[EXERCISE DESCRIPTION] Repeat the listing in full. Nothing may be added or left out.

>> Start DATASET CONTENT

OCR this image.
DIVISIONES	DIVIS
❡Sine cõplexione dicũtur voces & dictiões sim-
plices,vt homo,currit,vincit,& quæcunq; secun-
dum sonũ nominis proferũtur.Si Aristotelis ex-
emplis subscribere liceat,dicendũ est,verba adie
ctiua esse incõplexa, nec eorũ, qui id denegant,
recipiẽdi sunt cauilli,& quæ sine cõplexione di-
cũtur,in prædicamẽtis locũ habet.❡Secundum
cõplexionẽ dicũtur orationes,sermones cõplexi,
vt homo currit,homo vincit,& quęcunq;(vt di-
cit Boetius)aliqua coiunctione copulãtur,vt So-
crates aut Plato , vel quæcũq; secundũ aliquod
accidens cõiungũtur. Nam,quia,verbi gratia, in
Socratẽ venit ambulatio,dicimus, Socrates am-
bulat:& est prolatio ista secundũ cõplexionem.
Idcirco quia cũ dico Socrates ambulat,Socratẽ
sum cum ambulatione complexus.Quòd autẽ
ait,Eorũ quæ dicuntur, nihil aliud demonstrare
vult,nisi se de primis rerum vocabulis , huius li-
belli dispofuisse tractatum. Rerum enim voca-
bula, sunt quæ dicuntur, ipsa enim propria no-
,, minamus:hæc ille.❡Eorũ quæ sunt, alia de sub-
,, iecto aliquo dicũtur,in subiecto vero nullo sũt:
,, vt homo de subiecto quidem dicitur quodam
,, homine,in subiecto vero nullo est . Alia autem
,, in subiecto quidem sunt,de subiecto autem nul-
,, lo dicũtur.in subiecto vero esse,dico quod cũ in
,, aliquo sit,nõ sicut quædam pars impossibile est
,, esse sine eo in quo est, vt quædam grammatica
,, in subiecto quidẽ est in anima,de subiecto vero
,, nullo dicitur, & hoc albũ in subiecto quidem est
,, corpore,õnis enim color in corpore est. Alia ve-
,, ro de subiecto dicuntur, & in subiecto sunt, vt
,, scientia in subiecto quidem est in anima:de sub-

>> End DATASET CONTENT

[TASK SOLUTION]
OCR this image.
DIVISIONES	DIVIS
❡Sine cõplexione dicũtur voces & dictiões sim-
plices,vt homo,currit,vincit,& quæcunq; secun-
dum sonũ nominis proferũtur.Si Aristotelis ex-
emplis subscribere liceat,dicendũ est,verba adie
ctiua esse incõplexa, nec eorũ, qui id denegant,
recipiẽdi sunt cauilli,& quæ sine cõplexione di-
cũtur,in prædicamẽtis locũ habet.❡Secundum
cõplexionẽ dicũtur orationes,sermones cõplexi,
vt homo currit,homo vincit,& quęcunq;(vt di-
cit Boetius)aliqua coiunctione copulãtur,vt So-
crates aut Plato , vel quæcũq; secundũ aliquod
accidens cõiungũtur. Nam,quia,verbi gratia, in
Socratẽ venit ambulatio,dicimus, Socrates am-
bulat:& est prolatio ista secundũ cõplexionem.
Idcirco quia cũ dico Socrates ambulat,Socratẽ
sum cum ambulatione complexus.Quòd autẽ
ait,Eorũ quæ dicuntur, nihil aliud demonstrare
vult,nisi se de primis rerum vocabulis , huius li-
belli dispofuisse tractatum. Rerum enim voca-
bula, sunt quæ dicuntur, ipsa enim propria no-
,, minamus:hæc ille.❡Eorũ quæ sunt, alia de sub-
,, iecto aliquo dicũtur,in subiecto vero nullo sũt:
,, vt homo de subiecto quidem dicitur quodam
,, homine,in subiecto vero nullo est . Alia autem
,, in subiecto quidem sunt,de subiecto autem nul-
,, lo dicũtur.in subiecto vero esse,dico quod cũ in
,, aliquo sit,nõ sicut quædam pars impossibile est
,, esse sine eo in quo est, vt quædam grammatica
,, in subiecto quidẽ est in anima,de subiecto vero
,, nullo dicitur, & hoc albũ in subiecto quidem est
,, corpore,õnis enim color in corpore est. Alia ve-
,, ro de subiecto dicuntur, & in subiecto sunt, vt
,, scientia in subiecto quidem est in anima:de sub-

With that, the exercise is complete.